TEXT PROVIDED:
:::::

The AO-51 Digipeater operates on 145.86 uplink and 435.150 +/-
Doppler downlink (9600 baud) but has some very unique
charasteristics that are different from normal digipeater expectations.

Since this is a 9600 baud digipeater only, the most probable users
will be owners of the TH-D7 and TM-D700 APRS radios with built
in 9600 baud APRS TNC's.  What is different about the AO-51
digipeater compared to ARISS or the PCSAT's is:

1) The downlink is weak and will need a beam to receive and you must tune doppler
2) The uplink is easy to hit even with the 5 watt HT to an omni antenna.
3) The digipeater is full duplex and the TNC in the D7/D700 is only
    half duplex.  THus the SENDER of a packet will usually NOT 
    see his own packet digipeated unless he is using two radios.

Because of these unique features there are two primary user modes
that can still be efficiently used on this space system:

a) two-way APRS message QSO's with stations using a decent
    downlink antenna

b) Station uplinks of position, status, or messages or email into
   the global APRS system from remote locations for receipt
   and viewing on the internet.

To make #b work, requires several AO-51 9600 baud packet
satellite gateways operating around the world and feeding their
live downlink into the global APRS internet system.  The rest
of this email will address how to uplink through this application.

:::::

SUPPLIED ENTRIES:
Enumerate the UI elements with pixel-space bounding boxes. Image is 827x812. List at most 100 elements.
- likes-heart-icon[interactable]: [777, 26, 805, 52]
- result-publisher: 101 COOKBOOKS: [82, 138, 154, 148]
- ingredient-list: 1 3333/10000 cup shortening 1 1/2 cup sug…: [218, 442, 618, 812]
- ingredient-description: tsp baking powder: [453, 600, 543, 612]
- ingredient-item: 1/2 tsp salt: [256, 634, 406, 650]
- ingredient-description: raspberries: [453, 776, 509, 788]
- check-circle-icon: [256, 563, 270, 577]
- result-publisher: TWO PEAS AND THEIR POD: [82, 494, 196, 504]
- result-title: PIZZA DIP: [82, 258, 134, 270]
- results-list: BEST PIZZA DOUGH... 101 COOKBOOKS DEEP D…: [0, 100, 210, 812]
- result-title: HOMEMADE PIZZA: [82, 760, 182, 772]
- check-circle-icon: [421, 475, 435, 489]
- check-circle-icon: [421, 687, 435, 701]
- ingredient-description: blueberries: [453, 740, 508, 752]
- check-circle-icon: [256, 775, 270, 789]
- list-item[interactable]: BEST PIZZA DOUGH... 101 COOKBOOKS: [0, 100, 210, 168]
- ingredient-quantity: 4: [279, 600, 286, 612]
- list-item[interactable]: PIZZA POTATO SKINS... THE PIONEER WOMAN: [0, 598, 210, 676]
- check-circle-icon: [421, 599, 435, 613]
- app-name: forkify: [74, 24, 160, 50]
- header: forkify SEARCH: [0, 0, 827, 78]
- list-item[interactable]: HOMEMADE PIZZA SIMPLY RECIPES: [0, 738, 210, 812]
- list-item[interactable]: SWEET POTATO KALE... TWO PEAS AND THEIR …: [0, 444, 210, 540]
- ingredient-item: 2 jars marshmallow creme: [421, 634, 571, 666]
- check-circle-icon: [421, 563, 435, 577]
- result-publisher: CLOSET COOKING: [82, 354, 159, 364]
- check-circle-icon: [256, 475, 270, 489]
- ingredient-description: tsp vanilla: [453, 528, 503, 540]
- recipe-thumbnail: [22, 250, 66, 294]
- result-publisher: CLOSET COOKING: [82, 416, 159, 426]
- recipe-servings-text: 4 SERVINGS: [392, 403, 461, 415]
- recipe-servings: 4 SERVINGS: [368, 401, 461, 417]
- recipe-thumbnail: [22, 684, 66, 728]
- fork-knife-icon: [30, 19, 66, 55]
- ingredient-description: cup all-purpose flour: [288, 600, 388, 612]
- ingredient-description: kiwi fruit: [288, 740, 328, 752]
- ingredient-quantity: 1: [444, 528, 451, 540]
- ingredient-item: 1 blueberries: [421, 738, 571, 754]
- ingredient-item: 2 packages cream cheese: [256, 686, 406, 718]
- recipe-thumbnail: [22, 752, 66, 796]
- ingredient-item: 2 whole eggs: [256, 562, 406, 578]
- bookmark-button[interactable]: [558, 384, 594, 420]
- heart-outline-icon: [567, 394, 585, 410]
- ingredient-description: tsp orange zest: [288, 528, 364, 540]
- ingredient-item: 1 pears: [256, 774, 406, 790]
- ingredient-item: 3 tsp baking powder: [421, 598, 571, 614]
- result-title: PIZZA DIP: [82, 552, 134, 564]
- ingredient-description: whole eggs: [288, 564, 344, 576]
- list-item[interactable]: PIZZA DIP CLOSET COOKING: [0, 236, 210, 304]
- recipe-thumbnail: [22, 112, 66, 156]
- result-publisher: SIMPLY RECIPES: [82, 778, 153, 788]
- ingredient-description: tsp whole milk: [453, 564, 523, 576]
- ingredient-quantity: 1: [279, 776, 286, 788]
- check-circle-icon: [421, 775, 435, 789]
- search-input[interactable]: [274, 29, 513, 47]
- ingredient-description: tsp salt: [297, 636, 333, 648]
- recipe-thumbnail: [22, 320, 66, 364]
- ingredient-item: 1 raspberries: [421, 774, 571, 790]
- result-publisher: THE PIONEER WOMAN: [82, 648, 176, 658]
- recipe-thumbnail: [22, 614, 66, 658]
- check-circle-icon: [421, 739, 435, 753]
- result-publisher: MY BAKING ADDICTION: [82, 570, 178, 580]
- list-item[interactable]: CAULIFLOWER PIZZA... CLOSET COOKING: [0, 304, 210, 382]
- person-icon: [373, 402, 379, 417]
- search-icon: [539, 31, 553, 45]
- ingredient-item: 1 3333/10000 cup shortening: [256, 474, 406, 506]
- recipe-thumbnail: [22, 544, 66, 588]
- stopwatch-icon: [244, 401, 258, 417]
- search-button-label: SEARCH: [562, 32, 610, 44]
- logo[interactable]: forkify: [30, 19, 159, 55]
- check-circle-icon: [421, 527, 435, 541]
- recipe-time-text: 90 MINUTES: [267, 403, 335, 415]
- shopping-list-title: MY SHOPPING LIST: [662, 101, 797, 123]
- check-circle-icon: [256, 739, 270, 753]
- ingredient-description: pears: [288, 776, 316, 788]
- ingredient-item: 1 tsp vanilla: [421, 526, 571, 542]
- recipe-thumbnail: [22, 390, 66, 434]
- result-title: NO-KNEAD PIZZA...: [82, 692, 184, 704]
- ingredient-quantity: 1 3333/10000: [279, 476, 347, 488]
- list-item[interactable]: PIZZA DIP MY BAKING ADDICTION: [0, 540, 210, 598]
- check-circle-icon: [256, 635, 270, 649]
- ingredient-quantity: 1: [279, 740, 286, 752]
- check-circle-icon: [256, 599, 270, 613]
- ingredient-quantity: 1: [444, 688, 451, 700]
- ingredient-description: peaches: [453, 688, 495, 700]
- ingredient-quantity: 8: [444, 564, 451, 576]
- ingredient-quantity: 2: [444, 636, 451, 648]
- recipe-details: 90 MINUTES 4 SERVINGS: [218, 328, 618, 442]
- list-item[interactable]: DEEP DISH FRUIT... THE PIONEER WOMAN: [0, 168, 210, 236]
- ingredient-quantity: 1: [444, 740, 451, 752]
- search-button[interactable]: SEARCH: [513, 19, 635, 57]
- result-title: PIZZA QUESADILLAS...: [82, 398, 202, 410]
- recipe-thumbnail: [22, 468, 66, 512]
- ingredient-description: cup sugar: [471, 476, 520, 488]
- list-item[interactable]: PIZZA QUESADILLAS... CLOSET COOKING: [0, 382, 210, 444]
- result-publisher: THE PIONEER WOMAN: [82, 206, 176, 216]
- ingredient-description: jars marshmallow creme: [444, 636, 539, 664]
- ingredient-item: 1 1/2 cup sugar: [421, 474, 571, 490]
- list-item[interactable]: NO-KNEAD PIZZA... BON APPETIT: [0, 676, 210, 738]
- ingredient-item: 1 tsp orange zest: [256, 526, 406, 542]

:::::

AIM OF THE EXERCISE:
Using the text on the AO-51 digipeater, list every way it says the AO-51 digipeater differs from ARISS or the PCSATs.

WRITTEN SOLUTION:
- The downlink is weak, so receiving it needs a beam and you must tune for Doppler.
- The uplink is easy to hit, even with a 5 watt HT into an omni antenna.
- The digipeater is full duplex, but the TNC in the D7/D700 is only half duplex. So the sender of a packet usually won't see his own packet digipeated unless he uses two radios.